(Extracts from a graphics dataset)
◇ ◇ ◇ ◇ ◇
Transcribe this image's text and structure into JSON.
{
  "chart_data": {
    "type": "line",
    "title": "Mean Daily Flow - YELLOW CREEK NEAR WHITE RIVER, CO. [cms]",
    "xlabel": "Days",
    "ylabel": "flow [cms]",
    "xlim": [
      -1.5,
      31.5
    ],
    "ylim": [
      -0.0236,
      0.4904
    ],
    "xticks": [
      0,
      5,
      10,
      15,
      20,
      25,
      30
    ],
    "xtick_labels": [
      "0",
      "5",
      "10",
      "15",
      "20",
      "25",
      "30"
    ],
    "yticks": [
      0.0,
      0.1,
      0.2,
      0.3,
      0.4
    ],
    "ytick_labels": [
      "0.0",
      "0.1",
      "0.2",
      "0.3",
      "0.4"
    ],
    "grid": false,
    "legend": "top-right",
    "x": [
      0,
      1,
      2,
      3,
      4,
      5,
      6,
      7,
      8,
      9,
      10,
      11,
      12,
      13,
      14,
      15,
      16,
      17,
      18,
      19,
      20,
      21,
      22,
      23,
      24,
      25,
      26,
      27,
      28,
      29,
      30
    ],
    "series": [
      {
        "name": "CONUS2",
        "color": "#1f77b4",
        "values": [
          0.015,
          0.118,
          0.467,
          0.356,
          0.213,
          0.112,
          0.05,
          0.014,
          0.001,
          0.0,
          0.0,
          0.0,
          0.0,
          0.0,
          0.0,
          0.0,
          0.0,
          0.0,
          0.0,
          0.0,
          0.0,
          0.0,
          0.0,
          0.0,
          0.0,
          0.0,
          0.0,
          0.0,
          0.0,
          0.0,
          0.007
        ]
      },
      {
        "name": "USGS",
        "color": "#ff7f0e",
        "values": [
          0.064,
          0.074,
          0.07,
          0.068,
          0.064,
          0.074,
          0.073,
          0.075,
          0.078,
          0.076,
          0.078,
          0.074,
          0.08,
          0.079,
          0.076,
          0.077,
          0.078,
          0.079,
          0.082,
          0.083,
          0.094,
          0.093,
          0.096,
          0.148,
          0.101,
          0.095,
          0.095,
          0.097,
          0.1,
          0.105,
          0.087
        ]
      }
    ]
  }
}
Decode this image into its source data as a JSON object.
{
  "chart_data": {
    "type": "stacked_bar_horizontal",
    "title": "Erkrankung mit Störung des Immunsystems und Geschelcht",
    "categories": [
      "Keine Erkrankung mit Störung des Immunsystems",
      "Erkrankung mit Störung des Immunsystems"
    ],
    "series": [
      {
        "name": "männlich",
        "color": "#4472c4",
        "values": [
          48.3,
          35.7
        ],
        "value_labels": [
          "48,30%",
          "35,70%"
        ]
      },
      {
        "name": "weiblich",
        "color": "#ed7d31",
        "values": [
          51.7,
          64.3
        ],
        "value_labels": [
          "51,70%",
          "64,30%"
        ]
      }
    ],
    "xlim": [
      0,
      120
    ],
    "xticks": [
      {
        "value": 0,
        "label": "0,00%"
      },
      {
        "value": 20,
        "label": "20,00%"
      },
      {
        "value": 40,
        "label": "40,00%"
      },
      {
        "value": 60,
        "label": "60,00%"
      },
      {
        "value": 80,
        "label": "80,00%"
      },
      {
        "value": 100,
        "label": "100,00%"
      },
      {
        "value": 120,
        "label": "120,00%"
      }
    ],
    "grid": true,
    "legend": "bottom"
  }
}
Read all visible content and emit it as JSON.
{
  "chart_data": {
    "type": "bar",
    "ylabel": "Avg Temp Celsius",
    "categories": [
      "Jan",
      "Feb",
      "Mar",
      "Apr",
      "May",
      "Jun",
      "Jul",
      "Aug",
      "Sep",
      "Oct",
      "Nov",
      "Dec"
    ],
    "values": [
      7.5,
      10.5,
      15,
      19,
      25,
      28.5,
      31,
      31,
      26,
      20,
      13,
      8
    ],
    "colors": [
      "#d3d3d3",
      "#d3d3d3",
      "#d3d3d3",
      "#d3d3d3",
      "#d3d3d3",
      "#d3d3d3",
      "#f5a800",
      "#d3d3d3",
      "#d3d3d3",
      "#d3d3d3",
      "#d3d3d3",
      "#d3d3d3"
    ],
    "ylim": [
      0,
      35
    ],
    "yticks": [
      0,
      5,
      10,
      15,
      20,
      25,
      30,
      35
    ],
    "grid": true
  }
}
◇ ◇ ◇ ◇ ◇
WHAT TO DO. Quote, word for word, every line starting at the one that contains "Read all visible content and emit it as JSON." and ending with the final line of the entries.

ANSWER FOR THIS EXERCISE.
Read all visible content and emit it as JSON.
{
  "chart_data": {
    "type": "bar",
    "ylabel": "Avg Temp Celsius",
    "categories": [
      "Jan",
      "Feb",
      "Mar",
      "Apr",
      "May",
      "Jun",
      "Jul",
      "Aug",
      "Sep",
      "Oct",
      "Nov",
      "Dec"
    ],
    "values": [
      7.5,
      10.5,
      15,
      19,
      25,
      28.5,
      31,
      31,
      26,
      20,
      13,
      8
    ],
    "colors": [
      "#d3d3d3",
      "#d3d3d3",
      "#d3d3d3",
      "#d3d3d3",
      "#d3d3d3",
      "#d3d3d3",
      "#f5a800",
      "#d3d3d3",
      "#d3d3d3",
      "#d3d3d3",
      "#d3d3d3",
      "#d3d3d3"
    ],
    "ylim": [
      0,
      35
    ],
    "yticks": [
      0,
      5,
      10,
      15,
      20,
      25,
      30,
      35
    ],
    "grid": true
  }
}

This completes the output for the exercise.